| Challenge |
Go through the data below and gather each line containing "name".

(Records from a collection of figures)
######

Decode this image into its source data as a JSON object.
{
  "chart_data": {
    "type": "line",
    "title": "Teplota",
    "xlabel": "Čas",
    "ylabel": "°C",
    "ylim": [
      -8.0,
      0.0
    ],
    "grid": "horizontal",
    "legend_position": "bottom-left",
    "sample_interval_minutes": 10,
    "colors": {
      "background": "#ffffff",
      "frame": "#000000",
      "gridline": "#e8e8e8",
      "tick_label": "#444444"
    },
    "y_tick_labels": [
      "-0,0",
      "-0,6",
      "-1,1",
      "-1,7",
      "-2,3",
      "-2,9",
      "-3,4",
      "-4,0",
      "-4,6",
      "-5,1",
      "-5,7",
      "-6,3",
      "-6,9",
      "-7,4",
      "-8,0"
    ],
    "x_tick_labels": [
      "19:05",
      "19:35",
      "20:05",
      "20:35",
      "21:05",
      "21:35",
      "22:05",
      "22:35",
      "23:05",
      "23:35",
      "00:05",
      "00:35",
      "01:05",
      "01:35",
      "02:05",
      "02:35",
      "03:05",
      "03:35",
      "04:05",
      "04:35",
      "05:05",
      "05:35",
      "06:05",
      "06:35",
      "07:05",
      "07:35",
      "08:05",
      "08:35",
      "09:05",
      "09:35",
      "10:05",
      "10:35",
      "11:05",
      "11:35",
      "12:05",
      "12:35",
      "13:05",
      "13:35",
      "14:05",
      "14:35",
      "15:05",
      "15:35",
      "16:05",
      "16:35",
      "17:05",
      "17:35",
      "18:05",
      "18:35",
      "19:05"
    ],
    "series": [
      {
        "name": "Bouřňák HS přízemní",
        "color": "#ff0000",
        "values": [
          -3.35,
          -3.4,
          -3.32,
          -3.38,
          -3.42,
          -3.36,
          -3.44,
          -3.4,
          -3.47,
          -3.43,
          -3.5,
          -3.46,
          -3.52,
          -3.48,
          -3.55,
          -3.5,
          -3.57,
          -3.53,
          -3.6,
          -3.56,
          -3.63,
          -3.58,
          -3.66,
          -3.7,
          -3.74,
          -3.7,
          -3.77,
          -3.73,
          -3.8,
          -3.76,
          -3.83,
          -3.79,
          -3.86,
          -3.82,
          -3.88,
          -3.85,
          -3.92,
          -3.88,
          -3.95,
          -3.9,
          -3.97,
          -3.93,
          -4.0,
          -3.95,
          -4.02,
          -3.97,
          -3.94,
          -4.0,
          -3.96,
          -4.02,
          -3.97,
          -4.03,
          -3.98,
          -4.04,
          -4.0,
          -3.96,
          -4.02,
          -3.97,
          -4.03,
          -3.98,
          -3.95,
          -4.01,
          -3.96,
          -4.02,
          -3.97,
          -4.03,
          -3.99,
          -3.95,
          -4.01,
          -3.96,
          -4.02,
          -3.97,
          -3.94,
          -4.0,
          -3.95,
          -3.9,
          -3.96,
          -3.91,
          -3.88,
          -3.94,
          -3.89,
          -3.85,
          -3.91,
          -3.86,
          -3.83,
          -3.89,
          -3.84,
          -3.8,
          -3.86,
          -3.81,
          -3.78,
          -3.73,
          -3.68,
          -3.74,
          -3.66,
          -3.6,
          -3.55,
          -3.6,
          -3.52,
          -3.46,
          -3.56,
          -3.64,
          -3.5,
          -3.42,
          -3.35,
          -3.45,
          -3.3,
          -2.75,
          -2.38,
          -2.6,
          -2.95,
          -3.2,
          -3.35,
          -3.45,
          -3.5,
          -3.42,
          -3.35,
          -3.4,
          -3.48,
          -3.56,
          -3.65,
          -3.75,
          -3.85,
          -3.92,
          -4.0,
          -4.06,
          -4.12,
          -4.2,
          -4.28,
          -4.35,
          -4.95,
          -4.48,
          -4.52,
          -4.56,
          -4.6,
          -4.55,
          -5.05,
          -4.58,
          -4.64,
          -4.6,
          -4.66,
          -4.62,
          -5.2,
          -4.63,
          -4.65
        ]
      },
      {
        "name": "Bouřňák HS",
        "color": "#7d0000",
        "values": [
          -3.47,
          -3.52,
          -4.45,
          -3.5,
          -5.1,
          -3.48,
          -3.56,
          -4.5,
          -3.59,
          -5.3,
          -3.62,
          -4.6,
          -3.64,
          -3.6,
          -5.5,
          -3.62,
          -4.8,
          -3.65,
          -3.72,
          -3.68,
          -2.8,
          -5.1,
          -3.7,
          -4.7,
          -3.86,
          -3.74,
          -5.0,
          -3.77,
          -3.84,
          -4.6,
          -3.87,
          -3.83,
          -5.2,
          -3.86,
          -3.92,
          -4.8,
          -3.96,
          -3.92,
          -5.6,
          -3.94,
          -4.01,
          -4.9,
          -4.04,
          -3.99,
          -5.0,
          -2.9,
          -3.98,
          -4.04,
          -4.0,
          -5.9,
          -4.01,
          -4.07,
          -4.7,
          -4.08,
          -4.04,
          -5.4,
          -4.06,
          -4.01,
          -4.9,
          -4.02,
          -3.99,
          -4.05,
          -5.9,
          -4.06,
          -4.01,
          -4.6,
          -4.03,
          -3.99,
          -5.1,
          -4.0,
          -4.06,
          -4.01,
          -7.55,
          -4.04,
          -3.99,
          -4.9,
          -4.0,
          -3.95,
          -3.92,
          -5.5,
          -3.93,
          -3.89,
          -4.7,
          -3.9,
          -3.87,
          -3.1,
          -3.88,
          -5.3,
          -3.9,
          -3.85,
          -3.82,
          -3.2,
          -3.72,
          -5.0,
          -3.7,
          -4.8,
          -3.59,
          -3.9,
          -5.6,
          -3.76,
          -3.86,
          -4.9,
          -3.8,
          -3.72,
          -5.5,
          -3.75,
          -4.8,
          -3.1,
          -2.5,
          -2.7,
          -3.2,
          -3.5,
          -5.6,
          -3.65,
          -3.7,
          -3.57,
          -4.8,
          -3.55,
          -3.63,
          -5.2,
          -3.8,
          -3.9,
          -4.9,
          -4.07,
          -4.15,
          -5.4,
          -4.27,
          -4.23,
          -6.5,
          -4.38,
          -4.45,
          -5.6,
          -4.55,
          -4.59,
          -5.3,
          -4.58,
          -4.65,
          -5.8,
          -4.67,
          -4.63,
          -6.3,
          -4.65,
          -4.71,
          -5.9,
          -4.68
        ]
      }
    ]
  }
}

######

| Worked answer |
        "name": "Bouřňák HS přízemní",
        "name": "Bouřňák HS",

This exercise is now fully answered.